WORK INSTRUCTIONS
Filter the listing below, keeping only the lines with the word "DEFRA".
:: EXTRACTED ENTRIES
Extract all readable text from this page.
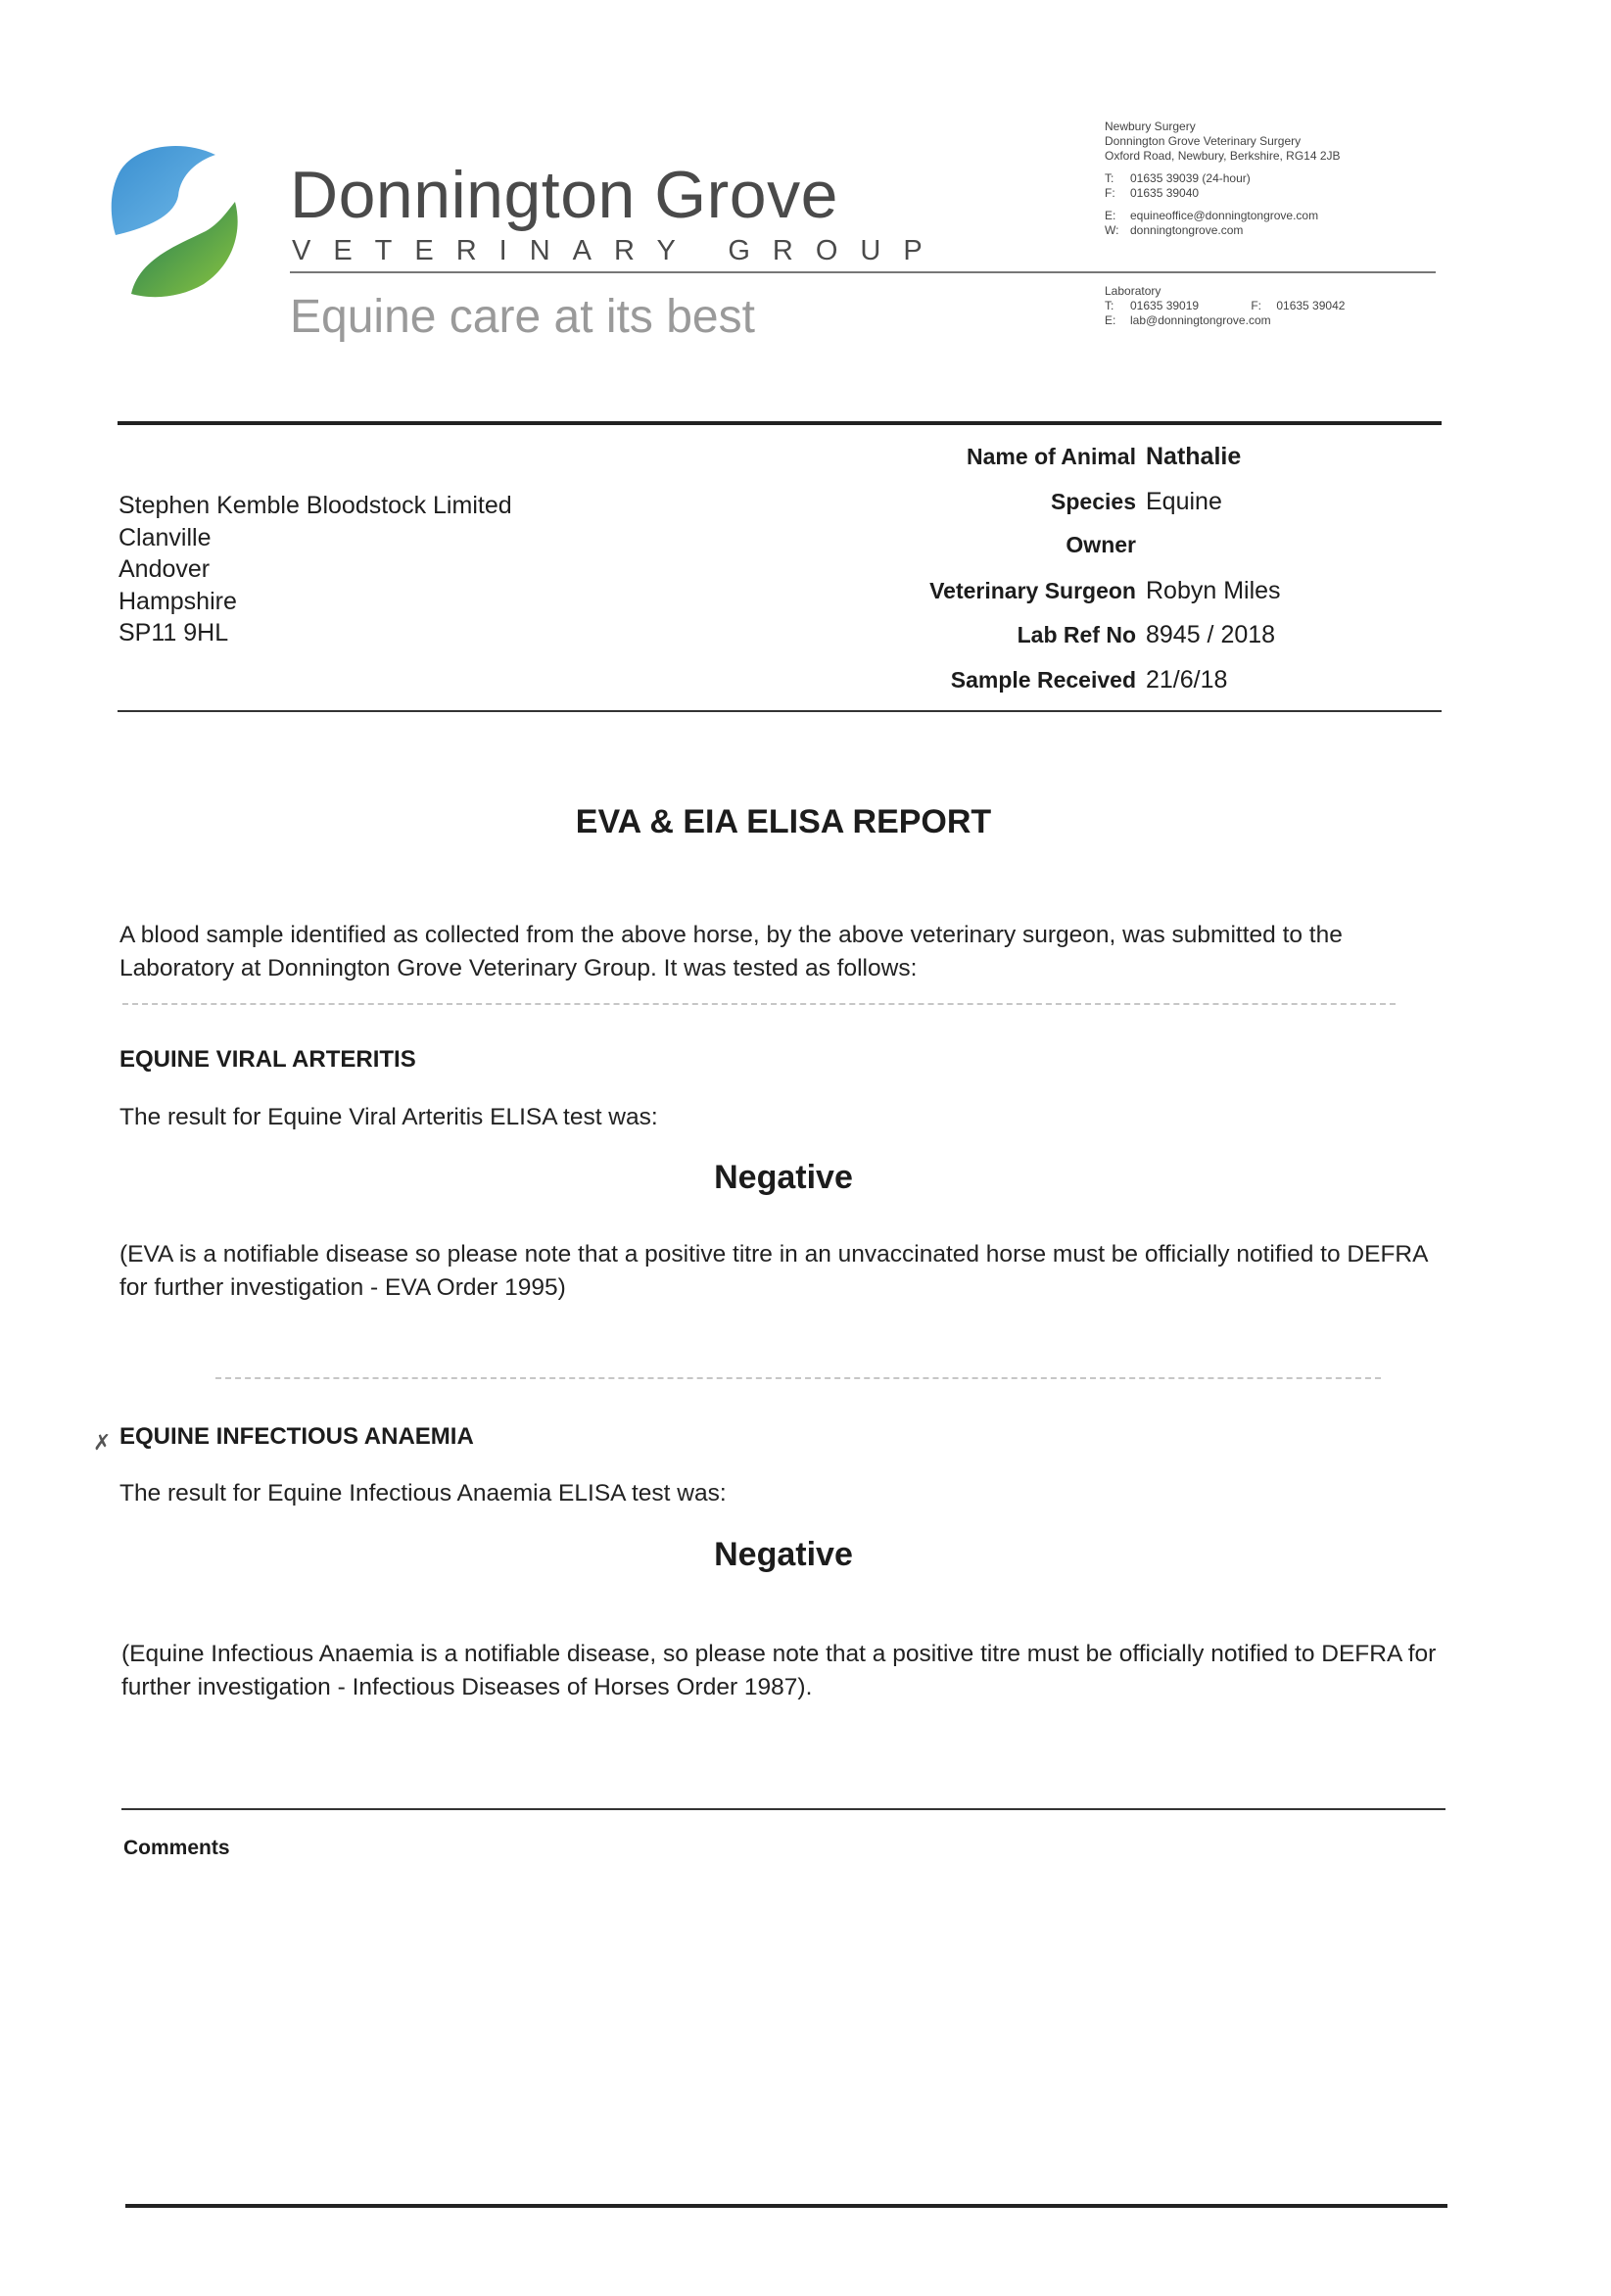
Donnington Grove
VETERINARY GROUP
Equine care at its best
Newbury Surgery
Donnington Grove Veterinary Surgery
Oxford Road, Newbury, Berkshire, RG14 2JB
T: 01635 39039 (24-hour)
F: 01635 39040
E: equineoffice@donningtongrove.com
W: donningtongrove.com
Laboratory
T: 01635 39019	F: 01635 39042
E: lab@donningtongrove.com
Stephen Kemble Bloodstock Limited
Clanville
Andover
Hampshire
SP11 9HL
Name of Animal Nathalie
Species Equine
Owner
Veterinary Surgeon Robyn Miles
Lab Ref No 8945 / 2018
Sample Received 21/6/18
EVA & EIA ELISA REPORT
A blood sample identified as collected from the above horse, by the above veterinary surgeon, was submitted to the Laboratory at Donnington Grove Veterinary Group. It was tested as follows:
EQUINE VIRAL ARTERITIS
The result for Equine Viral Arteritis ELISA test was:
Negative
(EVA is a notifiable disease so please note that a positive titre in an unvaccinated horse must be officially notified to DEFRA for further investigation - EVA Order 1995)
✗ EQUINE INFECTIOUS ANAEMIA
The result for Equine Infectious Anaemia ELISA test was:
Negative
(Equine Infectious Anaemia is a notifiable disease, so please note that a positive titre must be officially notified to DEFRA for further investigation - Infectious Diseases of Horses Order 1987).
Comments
::::
EXERCISE OUTPUT
(EVA is a notifiable disease so please note that a positive titre in an unvaccinated horse must be officially notified to DEFRA for further investigation - EVA Order 1995)
(Equine Infectious Anaemia is a notifiable disease, so please note that a positive titre must be officially notified to DEFRA for further investigation - Infectious Diseases of Horses Order 1987).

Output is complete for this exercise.